WRITTEN EXERCISE:
Reproduce the entries word for word, and omit any picture you find in them.

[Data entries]
***

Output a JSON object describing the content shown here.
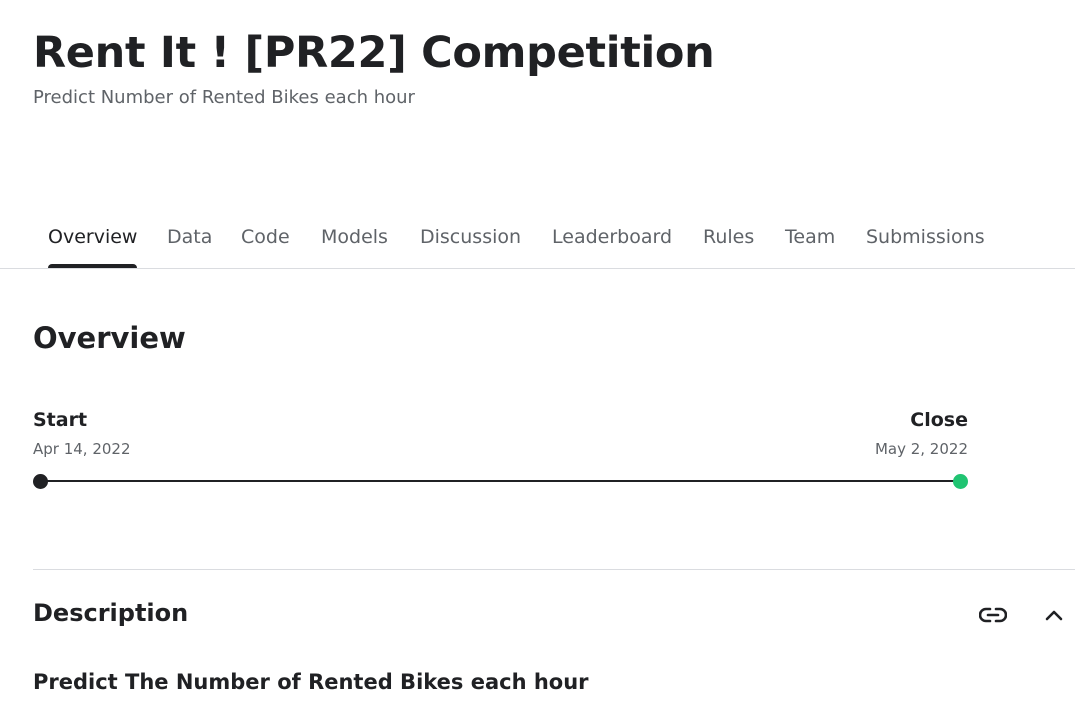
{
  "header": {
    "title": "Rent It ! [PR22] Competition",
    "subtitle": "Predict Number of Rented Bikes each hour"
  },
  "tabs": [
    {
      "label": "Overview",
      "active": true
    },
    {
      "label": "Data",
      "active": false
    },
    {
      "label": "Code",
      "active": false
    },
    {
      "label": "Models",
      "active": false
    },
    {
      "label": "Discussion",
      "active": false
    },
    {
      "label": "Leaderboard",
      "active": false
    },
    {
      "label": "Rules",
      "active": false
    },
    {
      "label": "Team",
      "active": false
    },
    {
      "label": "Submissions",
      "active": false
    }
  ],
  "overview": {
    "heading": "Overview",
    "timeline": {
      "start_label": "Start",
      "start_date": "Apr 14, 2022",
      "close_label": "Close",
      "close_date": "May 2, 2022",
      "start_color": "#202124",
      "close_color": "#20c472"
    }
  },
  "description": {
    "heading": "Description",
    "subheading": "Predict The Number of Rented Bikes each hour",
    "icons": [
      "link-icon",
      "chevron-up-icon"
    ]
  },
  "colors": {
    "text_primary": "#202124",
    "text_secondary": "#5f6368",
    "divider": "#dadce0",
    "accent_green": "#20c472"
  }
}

***

RESPONSE BELOW:
Output a JSON object describing the content shown here.
{
  "header": {
    "title": "Rent It ! [PR22] Competition",
    "subtitle": "Predict Number of Rented Bikes each hour"
  },
  "tabs": [
    {
      "label": "Overview",
      "active": true
    },
    {
      "label": "Data",
      "active": false
    },
    {
      "label": "Code",
      "active": false
    },
    {
      "label": "Models",
      "active": false
    },
    {
      "label": "Discussion",
      "active": false
    },
    {
      "label": "Leaderboard",
      "active": false
    },
    {
      "label": "Rules",
      "active": false
    },
    {
      "label": "Team",
      "active": false
    },
    {
      "label": "Submissions",
      "active": false
    }
  ],
  "overview": {
    "heading": "Overview",
    "timeline": {
      "start_label": "Start",
      "start_date": "Apr 14, 2022",
      "close_label": "Close",
      "close_date": "May 2, 2022",
      "start_color": "#202124",
      "close_color": "#20c472"
    }
  },
  "description": {
    "heading": "Description",
    "subheading": "Predict The Number of Rented Bikes each hour",
    "icons": [
      "link-icon",
      "chevron-up-icon"
    ]
  },
  "colors": {
    "text_primary": "#202124",
    "text_secondary": "#5f6368",
    "divider": "#dadce0",
    "accent_green": "#20c472"
  }
}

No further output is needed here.